- **THE PROBLEM**
Please reproduce every record, keeping each one exactly as written.

- **GIVEN RECORDS**
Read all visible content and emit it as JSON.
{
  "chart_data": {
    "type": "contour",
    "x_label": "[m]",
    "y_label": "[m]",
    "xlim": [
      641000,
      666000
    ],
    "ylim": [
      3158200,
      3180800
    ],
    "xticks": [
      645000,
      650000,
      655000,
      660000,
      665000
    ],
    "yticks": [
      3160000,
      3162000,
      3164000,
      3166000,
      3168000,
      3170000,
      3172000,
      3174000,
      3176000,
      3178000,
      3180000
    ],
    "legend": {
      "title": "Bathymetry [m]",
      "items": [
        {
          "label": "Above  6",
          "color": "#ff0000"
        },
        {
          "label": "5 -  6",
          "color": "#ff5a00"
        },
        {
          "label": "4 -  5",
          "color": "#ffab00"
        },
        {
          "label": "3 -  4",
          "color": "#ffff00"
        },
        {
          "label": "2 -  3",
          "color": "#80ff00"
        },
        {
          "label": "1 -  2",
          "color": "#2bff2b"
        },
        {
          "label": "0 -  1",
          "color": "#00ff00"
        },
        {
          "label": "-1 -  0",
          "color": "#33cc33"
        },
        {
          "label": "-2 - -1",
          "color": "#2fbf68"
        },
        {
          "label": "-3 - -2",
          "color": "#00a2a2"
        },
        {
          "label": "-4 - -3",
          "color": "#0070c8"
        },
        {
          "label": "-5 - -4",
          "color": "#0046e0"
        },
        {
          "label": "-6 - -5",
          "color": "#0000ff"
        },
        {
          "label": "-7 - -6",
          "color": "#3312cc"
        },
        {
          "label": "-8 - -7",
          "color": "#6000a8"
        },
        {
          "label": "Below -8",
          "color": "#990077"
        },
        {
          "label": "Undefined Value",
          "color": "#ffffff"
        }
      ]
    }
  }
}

- **TASK ANSWER**
Read all visible content and emit it as JSON.
{
  "chart_data": {
    "type": "contour",
    "x_label": "[m]",
    "y_label": "[m]",
    "xlim": [
      641000,
      666000
    ],
    "ylim": [
      3158200,
      3180800
    ],
    "xticks": [
      645000,
      650000,
      655000,
      660000,
      665000
    ],
    "yticks": [
      3160000,
      3162000,
      3164000,
      3166000,
      3168000,
      3170000,
      3172000,
      3174000,
      3176000,
      3178000,
      3180000
    ],
    "legend": {
      "title": "Bathymetry [m]",
      "items": [
        {
          "label": "Above  6",
          "color": "#ff0000"
        },
        {
          "label": "5 -  6",
          "color": "#ff5a00"
        },
        {
          "label": "4 -  5",
          "color": "#ffab00"
        },
        {
          "label": "3 -  4",
          "color": "#ffff00"
        },
        {
          "label": "2 -  3",
          "color": "#80ff00"
        },
        {
          "label": "1 -  2",
          "color": "#2bff2b"
        },
        {
          "label": "0 -  1",
          "color": "#00ff00"
        },
        {
          "label": "-1 -  0",
          "color": "#33cc33"
        },
        {
          "label": "-2 - -1",
          "color": "#2fbf68"
        },
        {
          "label": "-3 - -2",
          "color": "#00a2a2"
        },
        {
          "label": "-4 - -3",
          "color": "#0070c8"
        },
        {
          "label": "-5 - -4",
          "color": "#0046e0"
        },
        {
          "label": "-6 - -5",
          "color": "#0000ff"
        },
        {
          "label": "-7 - -6",
          "color": "#3312cc"
        },
        {
          "label": "-8 - -7",
          "color": "#6000a8"
        },
        {
          "label": "Below -8",
          "color": "#990077"
        },
        {
          "label": "Undefined Value",
          "color": "#ffffff"
        }
      ]
    }
  }
}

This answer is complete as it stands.